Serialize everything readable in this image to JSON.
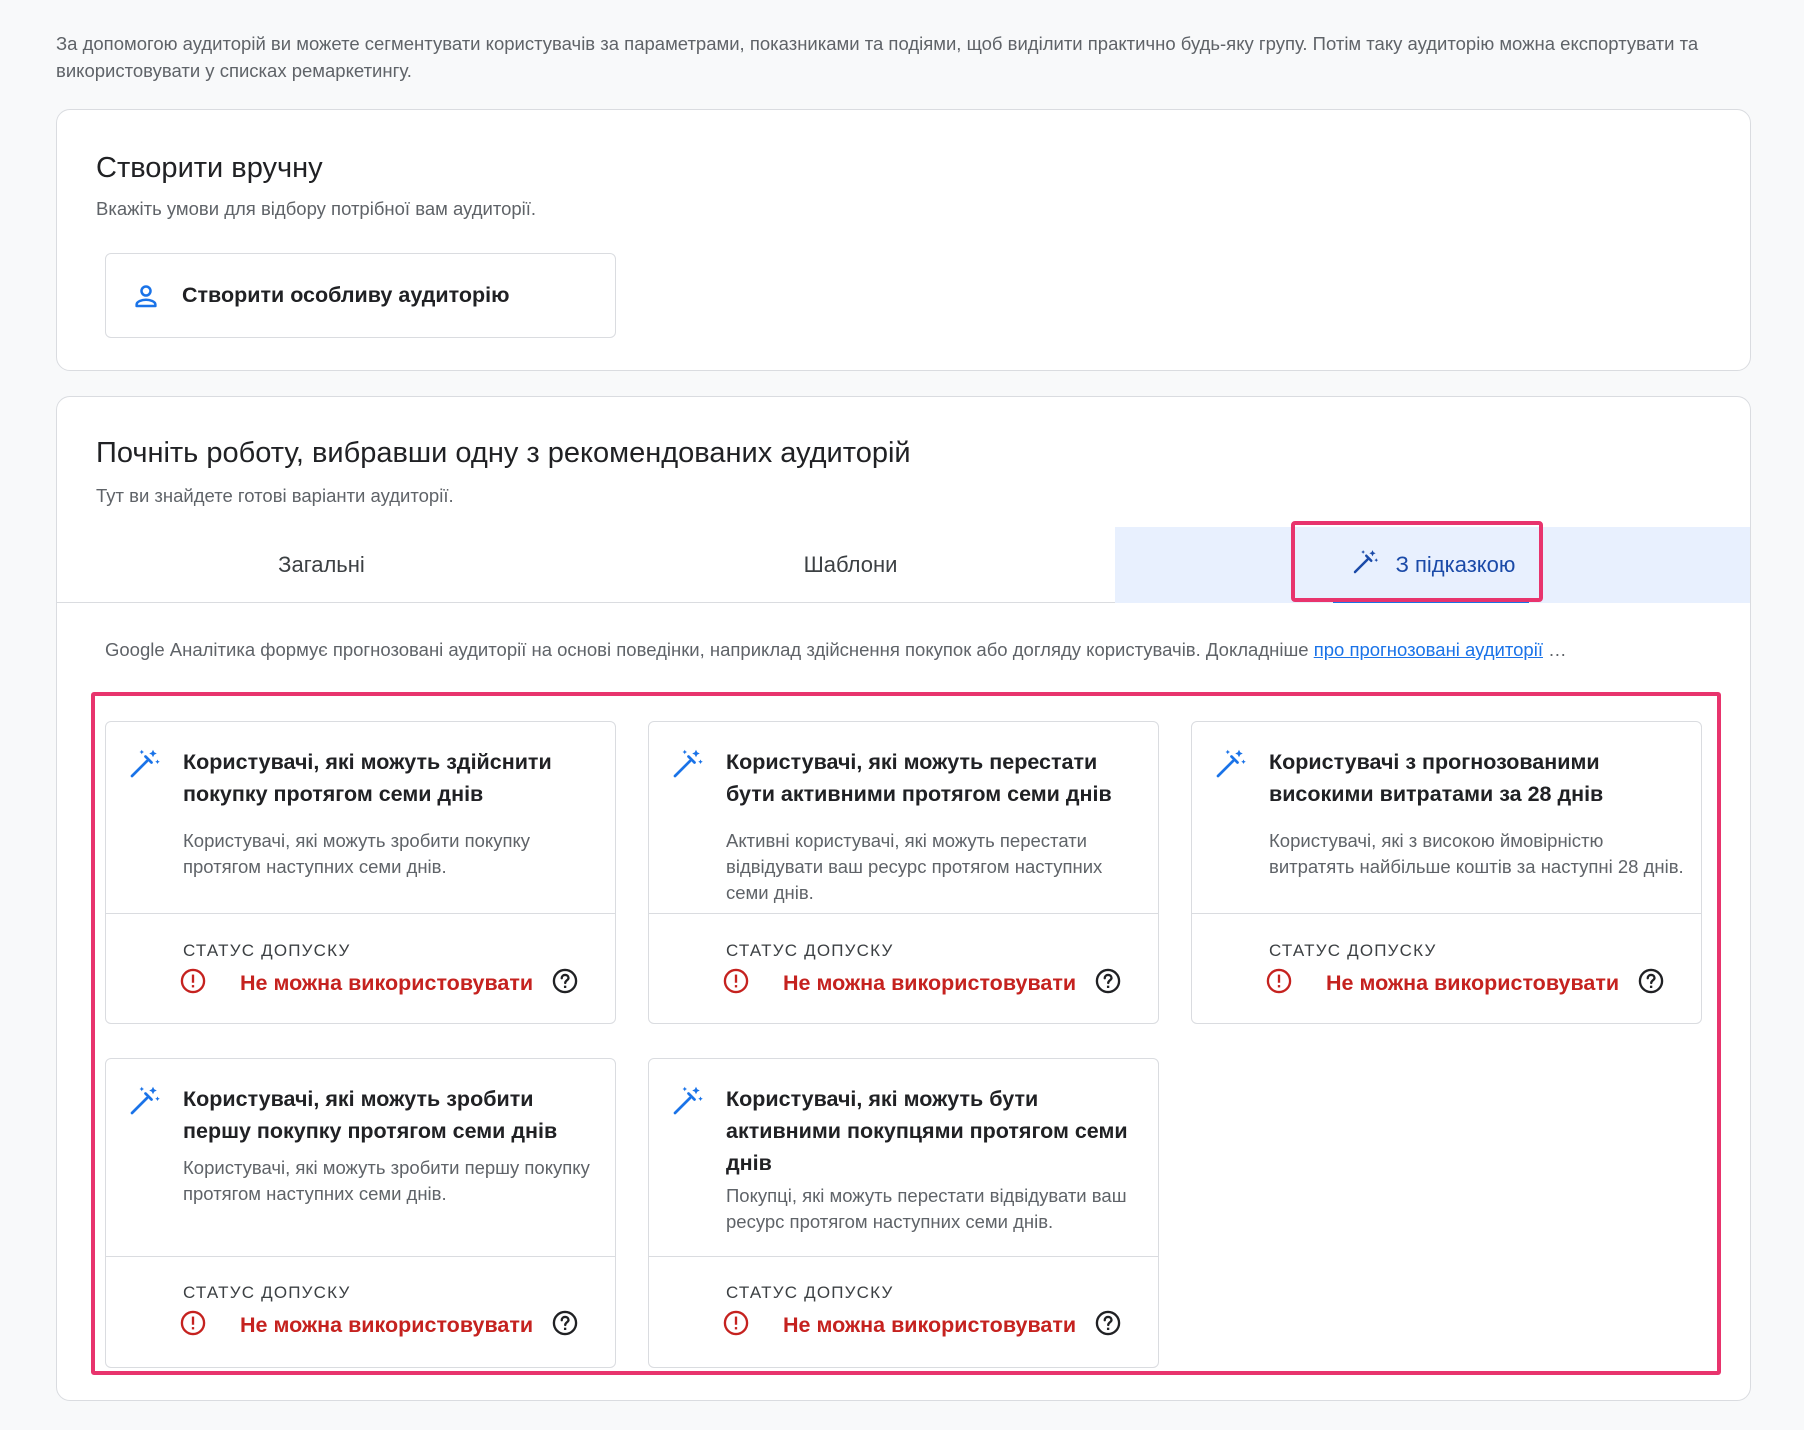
{
  "intro_text": "За допомогою аудиторій ви можете сегментувати користувачів за параметрами, показниками та подіями, щоб виділити практично будь-яку групу. Потім таку аудиторію можна експортувати та використовувати у списках ремаркетингу.",
  "manual": {
    "title": "Створити вручну",
    "subtitle": "Вкажіть умови для відбору потрібної вам аудиторії.",
    "button_label": "Створити особливу аудиторію"
  },
  "recommended": {
    "title": "Почніть роботу, вибравши одну з рекомендованих аудиторій",
    "subtitle": "Тут ви знайдете готові варіанти аудиторії.",
    "tabs": [
      {
        "label": "Загальні"
      },
      {
        "label": "Шаблони"
      },
      {
        "label": "З підказкою"
      }
    ],
    "info_text": "Google Аналітика формує прогнозовані аудиторії на основі поведінки, наприклад здійснення покупок або догляду користувачів. Докладніше ",
    "info_link": "про прогнозовані аудиторії",
    "info_ellipsis": " …",
    "status_label": "СТАТУС ДОПУСКУ",
    "status_value": "Не можна використовувати",
    "status_color": "#c5221f",
    "audiences": [
      {
        "title": "Користувачі, які можуть здійснити покупку протягом семи днів",
        "desc": "Користувачі, які можуть зробити покупку протягом наступних семи днів."
      },
      {
        "title": "Користувачі, які можуть перестати бути активними протягом семи днів",
        "desc": "Активні користувачі, які можуть перестати відвідувати ваш ресурс протягом наступних семи днів."
      },
      {
        "title": "Користувачі з прогнозованими високими витратами за 28 днів",
        "desc": "Користувачі, які з високою ймовірністю витратять найбільше коштів за наступні 28 днів."
      },
      {
        "title": "Користувачі, які можуть зробити першу покупку протягом семи днів",
        "desc": "Користувачі, які можуть зробити першу покупку протягом наступних семи днів."
      },
      {
        "title": "Користувачі, які можуть бути активними покупцями протягом семи днів",
        "desc": "Покупці, які можуть перестати відвідувати ваш ресурс протягом наступних семи днів."
      }
    ]
  },
  "colors": {
    "accent": "#1a73e8",
    "highlight": "#e8346d",
    "active_tab_bg": "#e8f0fe"
  }
}
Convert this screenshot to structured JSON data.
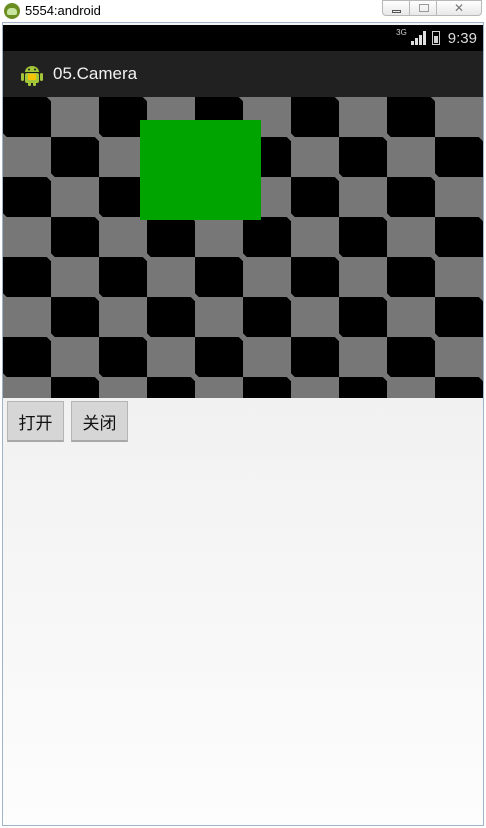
{
  "window": {
    "title": "5554:android",
    "close_glyph": "✕"
  },
  "statusbar": {
    "network": "3G",
    "time": "9:39"
  },
  "actionbar": {
    "title": "05.Camera"
  },
  "buttons": {
    "open_label": "打开",
    "close_label": "关闭"
  },
  "colors": {
    "accent_green": "#00a400",
    "checker_gray": "#777777",
    "checker_black": "#000000",
    "actionbar_bg": "#212121"
  },
  "icons": {
    "app": "android-icon",
    "signal": "signal-icon",
    "battery": "battery-icon"
  }
}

-----

Without the pictures, retype the whole of the material above exactly.

**CORRECT ANSWER:**
Serialize everything readable in this image to JSON.
{
  "intro_text": "За допомогою аудиторій ви можете сегментувати користувачів за параметрами, показниками та подіями, щоб виділити практично будь-яку групу. Потім таку аудиторію можна експортувати та використовувати у списках ремаркетингу.",
  "manual": {
    "title": "Створити вручну",
    "subtitle": "Вкажіть умови для відбору потрібної вам аудиторії.",
    "button_label": "Створити особливу аудиторію"
  },
  "recommended": {
    "title": "Почніть роботу, вибравши одну з рекомендованих аудиторій",
    "subtitle": "Тут ви знайдете готові варіанти аудиторії.",
    "tabs": [
      {
        "label": "Загальні"
      },
      {
        "label": "Шаблони"
      },
      {
        "label": "З підказкою"
      }
    ],
    "info_text": "Google Аналітика формує прогнозовані аудиторії на основі поведінки, наприклад здійснення покупок або догляду користувачів. Докладніше ",
    "info_link": "про прогнозовані аудиторії",
    "info_ellipsis": " …",
    "status_label": "СТАТУС ДОПУСКУ",
    "status_value": "Не можна використовувати",
    "status_color": "#c5221f",
    "audiences": [
      {
        "title": "Користувачі, які можуть здійснити покупку протягом семи днів",
        "desc": "Користувачі, які можуть зробити покупку протягом наступних семи днів."
      },
      {
        "title": "Користувачі, які можуть перестати бути активними протягом семи днів",
        "desc": "Активні користувачі, які можуть перестати відвідувати ваш ресурс протягом наступних семи днів."
      },
      {
        "title": "Користувачі з прогнозованими високими витратами за 28 днів",
        "desc": "Користувачі, які з високою ймовірністю витратять найбільше коштів за наступні 28 днів."
      },
      {
        "title": "Користувачі, які можуть зробити першу покупку протягом семи днів",
        "desc": "Користувачі, які можуть зробити першу покупку протягом наступних семи днів."
      },
      {
        "title": "Користувачі, які можуть бути активними покупцями протягом семи днів",
        "desc": "Покупці, які можуть перестати відвідувати ваш ресурс протягом наступних семи днів."
      }
    ]
  },
  "colors": {
    "accent": "#1a73e8",
    "highlight": "#e8346d",
    "active_tab_bg": "#e8f0fe"
  }
}
Convert this screenshot to structured JSON data.
{
  "window": {
    "title": "5554:android",
    "close_glyph": "✕"
  },
  "statusbar": {
    "network": "3G",
    "time": "9:39"
  },
  "actionbar": {
    "title": "05.Camera"
  },
  "buttons": {
    "open_label": "打开",
    "close_label": "关闭"
  },
  "colors": {
    "accent_green": "#00a400",
    "checker_gray": "#777777",
    "checker_black": "#000000",
    "actionbar_bg": "#212121"
  },
  "icons": {
    "app": "android-icon",
    "signal": "signal-icon",
    "battery": "battery-icon"
  }
}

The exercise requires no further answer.